[START Selected excerpt]
In a recent Sydney Morning Herald article, Ed Santow, former Australian human rights commissioner and co-founder of the Human Technology Institute, suggested that public authorities carry a heavier responsibility than the corporate sector in their use of AI because “citizens are receiving decisions [from Government AI] that are life changing… in the corporate sector, people generally can shop elsewhere [but] Government is the only game in town”.
Right on cue, the European Law Institute has released ‘oven ready’ model rules specifically designed for public authorities using AI, developed by an impressive project team comprising judges, legal academics, technologists, practicing lawyers and bureaucrats.
Scope of the model rules
While the model rules reference the EU’s AI Act, they are broader in three ways:
- the model rules are designed to be adopted in both EU and non-EU jurisdictions, and therefore are drafted on a standalone basis, with scope for adaptation to local law and for local political decisions about the priorities in protecting citizens;
- the model rules apply broadly to any algorithmic decision making system (ADMS), defined as ‘a computational process, including one derived from machine learning, statistics, or other data processing or artificial intelligence techniques, that makes a decision, or supports human decision-making used by a public authority.’ The Project Team commented that while the EU AI Act uses the term ‘artificial intelligence’, they preferred a broader and more technology neutral term because ‘[w]hether or not an ADMS uses AI technology is often disputable and more conventional algorithmic systems can also pose relevant risks.’
- the ‘decisions’ made by ADMS to which the model rules applies is much broader than ‘decisions’ in an administrative law sense of binding legal determinations. The
Project Team considered that, given the far reaching social, political and equity implications of a government’s use of ADMS, the model rules should cover ADMS used to make non-legally binding determinations, such as the giving of warnings or advice, or as input in developing new or changed policies (e.g. to establish surveillance cameras in a certain area where an algorithmic system has detected an increase in crime).
[END Selected excerpt]
Directions for this task:
In the text on model AI rules for public authorities, what broader, more technology-neutral term do the model rules use in place of "artificial intelligence"? Rely only on the text above.
[START Data provided]
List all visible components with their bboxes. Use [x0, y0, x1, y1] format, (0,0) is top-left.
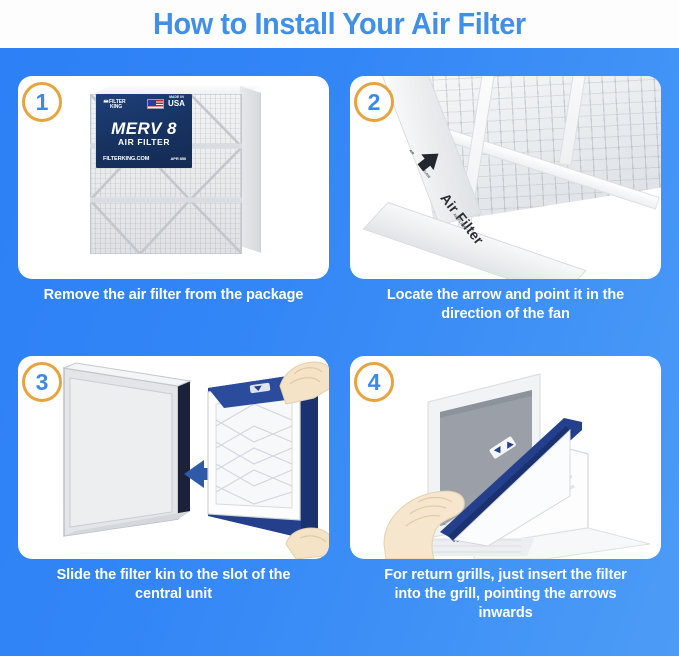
hand-upper-icon — [280, 362, 329, 404]
air-filter-photo: FILTER KING MADE IN USA MERV 8 AIR FILTE… — [84, 86, 264, 266]
infographic-root: How to Install Your Air Filter — [0, 0, 679, 656]
header-bar: How to Install Your Air Filter — [0, 0, 679, 48]
filter-corner-assembly: AIR FLOW Air Filter AIRFLOW — [350, 76, 661, 279]
step-caption-2: Locate the arrow and point it in the dir… — [350, 286, 661, 324]
product-type-text: AIR FILTER — [96, 138, 192, 147]
step-number-4: 4 — [368, 371, 381, 394]
apr-rating-text: APR 850 — [170, 156, 186, 161]
step-number-badge-1: 1 — [22, 82, 62, 122]
central-unit-body — [64, 363, 190, 536]
usa-flag-icon — [147, 99, 164, 109]
step-number-badge-2: 2 — [354, 82, 394, 122]
step-number-badge-3: 3 — [22, 362, 62, 402]
steps-grid: FILTER KING MADE IN USA MERV 8 AIR FILTE… — [0, 48, 679, 656]
brand-website-text: FILTERKING.COM — [103, 156, 149, 162]
label-footer: FILTERKING.COM APR 850 — [103, 156, 186, 162]
slide-filter-illustration — [18, 356, 329, 559]
filter-side-edge — [240, 86, 261, 253]
return-grille-illustration — [350, 356, 661, 559]
page-title: How to Install Your Air Filter — [153, 8, 526, 41]
air-filter-corner-photo: AIR FLOW Air Filter AIRFLOW — [350, 76, 661, 279]
step-number-2: 2 — [368, 91, 381, 114]
step-2-image-card: AIR FLOW Air Filter AIRFLOW — [350, 76, 661, 279]
step-number-badge-4: 4 — [354, 362, 394, 402]
filter-product-label: FILTER KING MADE IN USA MERV 8 AIR FILTE… — [96, 94, 192, 168]
brand-line-2: KING — [103, 105, 122, 110]
step-number-3: 3 — [36, 371, 49, 394]
country-text: USA — [165, 100, 188, 108]
step-caption-4: For return grills, just insert the filte… — [350, 566, 661, 623]
step-1-image-card: FILTER KING MADE IN USA MERV 8 AIR FILTE… — [18, 76, 329, 279]
step-4-image-card — [350, 356, 661, 559]
filter-king-logo: FILTER KING — [103, 98, 126, 111]
step-caption-1: Remove the air filter from the package — [18, 286, 329, 305]
merv-rating-text: MERV 8 — [96, 120, 192, 137]
step-caption-3: Slide the filter kin to the slot of the … — [18, 566, 329, 604]
made-in-usa-badge: MADE IN USA — [165, 96, 188, 108]
step-3-image-card — [18, 356, 329, 559]
step-number-1: 1 — [36, 91, 49, 114]
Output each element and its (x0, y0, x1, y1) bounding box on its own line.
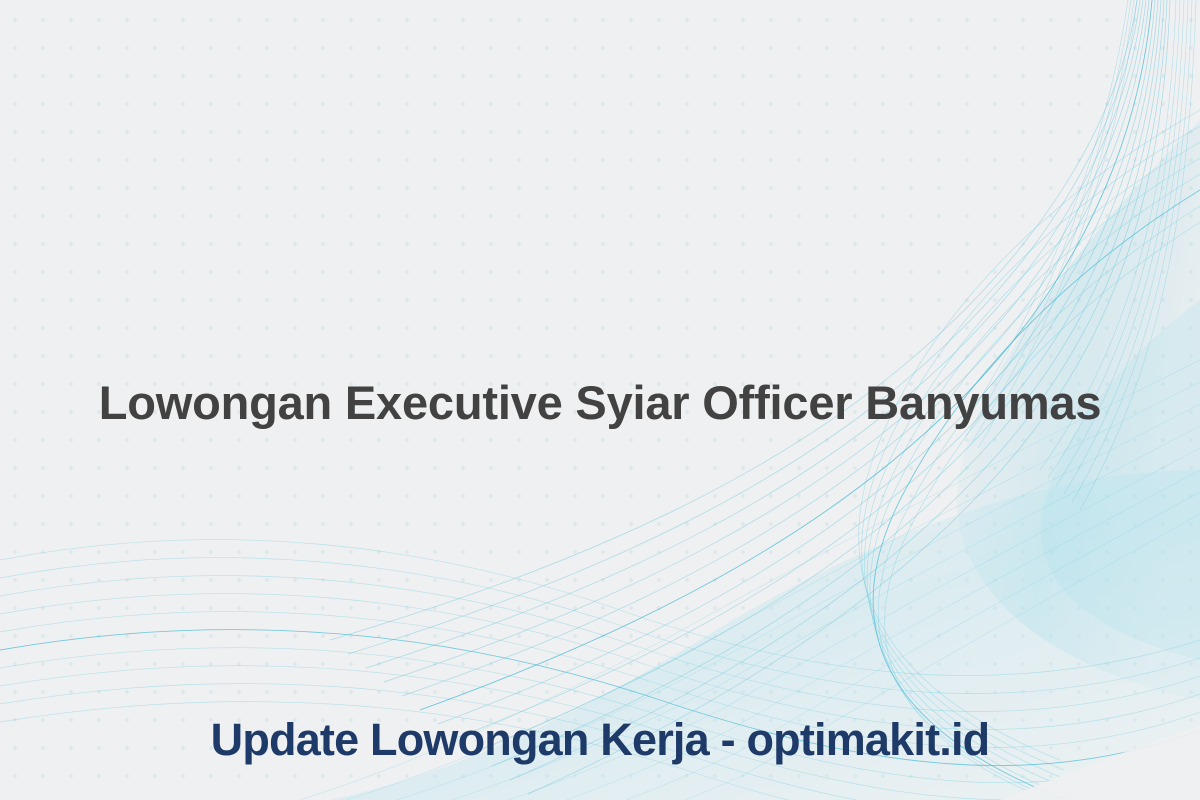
poster-canvas: Lowongan Executive Syiar Officer Banyuma… (0, 0, 1200, 800)
site-tagline: Update Lowongan Kerja - optimakit.id (40, 714, 1160, 766)
hero-title-block: Lowongan Executive Syiar Officer Banyuma… (0, 376, 1200, 430)
footer-tagline-block: Update Lowongan Kerja - optimakit.id (0, 714, 1200, 766)
page-title: Lowongan Executive Syiar Officer Banyuma… (56, 376, 1144, 430)
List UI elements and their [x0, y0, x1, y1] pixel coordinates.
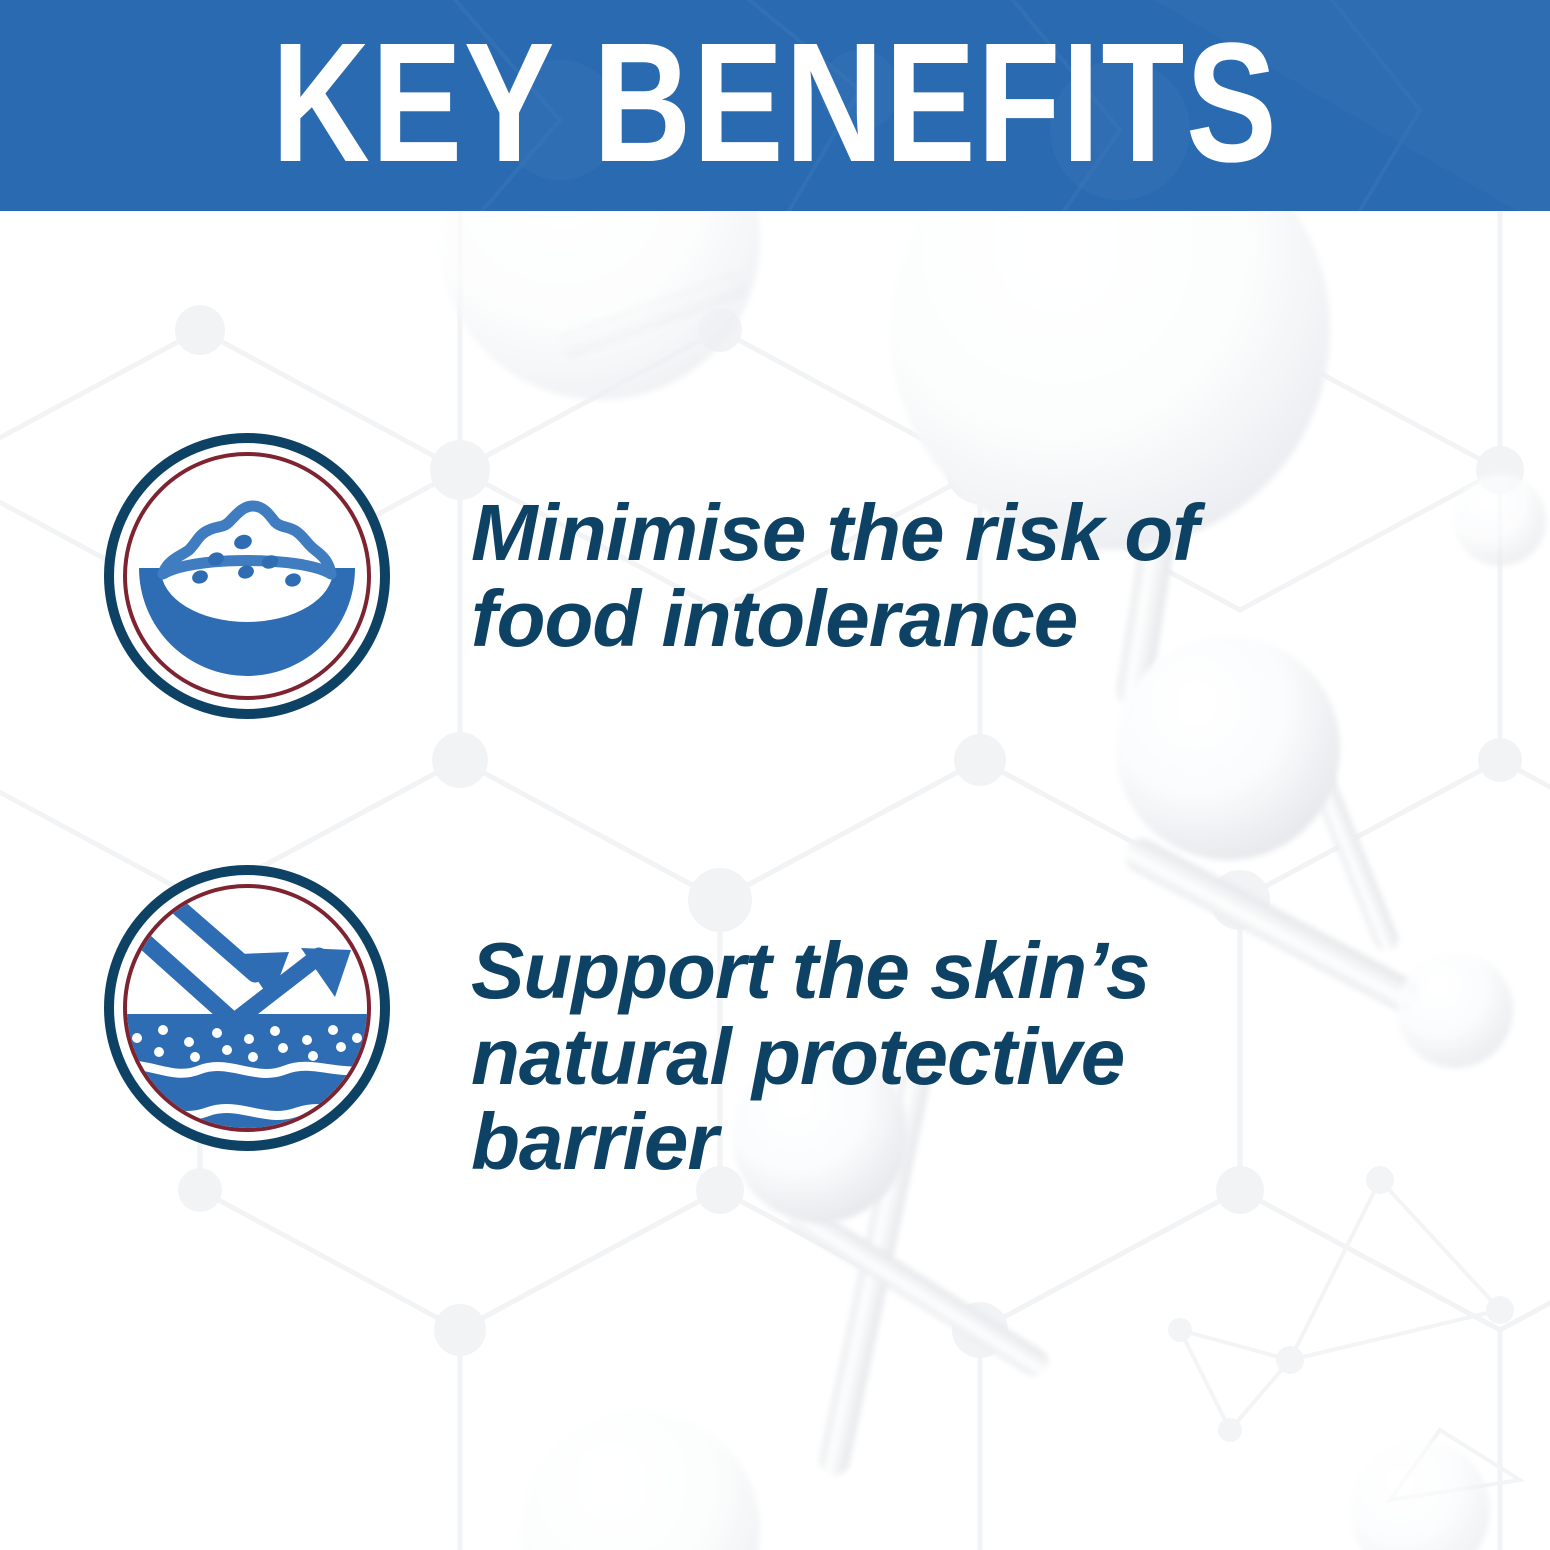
food-bowl-icon [103, 432, 391, 720]
key-benefits-panel: KEY BENEFITS [0, 0, 1550, 1550]
benefit-item-food-intolerance: Minimise the risk of food intolerance [103, 432, 1351, 720]
page-title: KEY BENEFITS [155, 0, 1395, 211]
benefit-item-skin-barrier: Support the skin’s natural protective ba… [103, 832, 1351, 1185]
hex-lattice-background [0, 0, 1550, 1550]
header-band: KEY BENEFITS [0, 0, 1550, 211]
molecule-spheres-background [0, 0, 1550, 1550]
skin-barrier-icon [103, 864, 391, 1152]
benefit-label: Support the skin’s natural protective ba… [471, 928, 1351, 1185]
benefit-label: Minimise the risk of food intolerance [471, 490, 1351, 661]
[END Data provided]
Right answer:
Algorithmic decision making system (ADMS).